__Short problem__
Using the listing below, please gather every line containing the word "highly".

________________

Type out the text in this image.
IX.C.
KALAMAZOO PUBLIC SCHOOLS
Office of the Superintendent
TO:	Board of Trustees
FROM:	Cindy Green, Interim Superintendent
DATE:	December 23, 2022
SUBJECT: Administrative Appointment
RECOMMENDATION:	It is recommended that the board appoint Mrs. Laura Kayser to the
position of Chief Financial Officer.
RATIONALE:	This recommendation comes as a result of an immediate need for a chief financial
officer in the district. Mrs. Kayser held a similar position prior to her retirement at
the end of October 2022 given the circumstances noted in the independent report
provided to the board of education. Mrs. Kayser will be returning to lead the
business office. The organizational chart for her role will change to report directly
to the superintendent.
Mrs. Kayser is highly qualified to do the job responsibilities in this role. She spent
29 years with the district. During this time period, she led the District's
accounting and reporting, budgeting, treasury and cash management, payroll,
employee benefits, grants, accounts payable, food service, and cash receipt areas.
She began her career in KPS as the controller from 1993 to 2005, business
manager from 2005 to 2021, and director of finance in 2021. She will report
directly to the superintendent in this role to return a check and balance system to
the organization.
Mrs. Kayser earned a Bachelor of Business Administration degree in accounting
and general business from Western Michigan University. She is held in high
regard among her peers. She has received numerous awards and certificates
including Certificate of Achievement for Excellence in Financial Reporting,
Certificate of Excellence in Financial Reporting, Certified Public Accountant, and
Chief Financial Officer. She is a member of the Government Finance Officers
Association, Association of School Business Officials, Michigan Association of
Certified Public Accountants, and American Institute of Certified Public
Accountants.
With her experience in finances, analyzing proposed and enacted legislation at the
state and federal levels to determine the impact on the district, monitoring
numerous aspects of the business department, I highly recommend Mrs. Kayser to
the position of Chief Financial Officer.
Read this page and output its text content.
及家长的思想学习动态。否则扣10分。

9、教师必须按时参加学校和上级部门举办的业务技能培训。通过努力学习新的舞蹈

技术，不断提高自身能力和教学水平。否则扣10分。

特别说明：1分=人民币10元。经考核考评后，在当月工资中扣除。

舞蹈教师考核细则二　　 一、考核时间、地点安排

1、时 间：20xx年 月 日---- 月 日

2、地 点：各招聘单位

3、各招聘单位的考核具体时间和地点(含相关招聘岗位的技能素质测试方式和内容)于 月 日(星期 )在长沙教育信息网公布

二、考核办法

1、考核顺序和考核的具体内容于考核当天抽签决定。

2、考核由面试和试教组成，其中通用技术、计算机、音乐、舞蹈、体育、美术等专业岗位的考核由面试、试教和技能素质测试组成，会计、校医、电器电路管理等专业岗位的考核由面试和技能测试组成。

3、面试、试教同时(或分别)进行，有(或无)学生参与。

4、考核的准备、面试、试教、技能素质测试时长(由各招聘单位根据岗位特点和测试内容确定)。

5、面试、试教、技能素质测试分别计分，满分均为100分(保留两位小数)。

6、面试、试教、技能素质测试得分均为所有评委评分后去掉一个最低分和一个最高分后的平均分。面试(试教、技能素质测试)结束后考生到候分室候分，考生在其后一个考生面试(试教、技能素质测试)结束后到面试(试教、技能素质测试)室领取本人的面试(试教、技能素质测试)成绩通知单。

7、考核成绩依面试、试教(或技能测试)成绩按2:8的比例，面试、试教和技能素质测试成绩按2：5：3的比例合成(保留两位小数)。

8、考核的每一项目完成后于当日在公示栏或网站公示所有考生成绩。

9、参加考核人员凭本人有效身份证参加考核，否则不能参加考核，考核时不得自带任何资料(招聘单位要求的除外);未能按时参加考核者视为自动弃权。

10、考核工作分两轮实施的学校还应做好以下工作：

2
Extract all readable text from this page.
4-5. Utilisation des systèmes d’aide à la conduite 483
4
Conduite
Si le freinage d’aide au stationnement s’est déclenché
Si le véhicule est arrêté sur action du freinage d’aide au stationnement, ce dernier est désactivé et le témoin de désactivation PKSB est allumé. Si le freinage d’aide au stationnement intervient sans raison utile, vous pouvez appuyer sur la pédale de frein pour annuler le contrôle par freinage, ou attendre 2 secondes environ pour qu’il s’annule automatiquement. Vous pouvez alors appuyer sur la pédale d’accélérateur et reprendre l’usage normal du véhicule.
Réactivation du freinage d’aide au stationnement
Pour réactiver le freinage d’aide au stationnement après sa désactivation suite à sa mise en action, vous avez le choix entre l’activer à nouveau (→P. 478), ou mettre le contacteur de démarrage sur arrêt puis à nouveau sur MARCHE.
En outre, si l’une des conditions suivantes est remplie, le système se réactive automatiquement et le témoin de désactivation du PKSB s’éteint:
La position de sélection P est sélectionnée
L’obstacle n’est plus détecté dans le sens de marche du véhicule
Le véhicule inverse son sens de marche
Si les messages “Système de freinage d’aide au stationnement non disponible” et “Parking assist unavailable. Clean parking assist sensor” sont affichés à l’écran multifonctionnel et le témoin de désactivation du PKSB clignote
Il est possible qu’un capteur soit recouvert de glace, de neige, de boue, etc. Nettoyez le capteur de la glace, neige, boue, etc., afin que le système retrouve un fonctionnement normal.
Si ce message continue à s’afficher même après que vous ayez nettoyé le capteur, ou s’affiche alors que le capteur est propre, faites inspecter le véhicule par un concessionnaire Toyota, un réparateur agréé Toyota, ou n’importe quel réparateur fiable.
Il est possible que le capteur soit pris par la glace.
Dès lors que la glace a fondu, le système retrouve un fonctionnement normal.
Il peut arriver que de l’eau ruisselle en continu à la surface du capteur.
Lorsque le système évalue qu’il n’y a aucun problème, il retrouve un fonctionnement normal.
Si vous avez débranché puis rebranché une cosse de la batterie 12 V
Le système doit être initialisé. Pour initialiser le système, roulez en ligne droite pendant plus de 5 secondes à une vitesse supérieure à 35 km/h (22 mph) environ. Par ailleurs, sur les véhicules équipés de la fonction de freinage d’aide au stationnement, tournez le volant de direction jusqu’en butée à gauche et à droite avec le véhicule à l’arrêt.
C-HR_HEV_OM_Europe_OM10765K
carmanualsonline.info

________________

__Result__
Mrs. Kayser is highly qualified to do the job responsibilities in this role. She spent
numerous aspects of the business department, I highly recommend Mrs. Kayser to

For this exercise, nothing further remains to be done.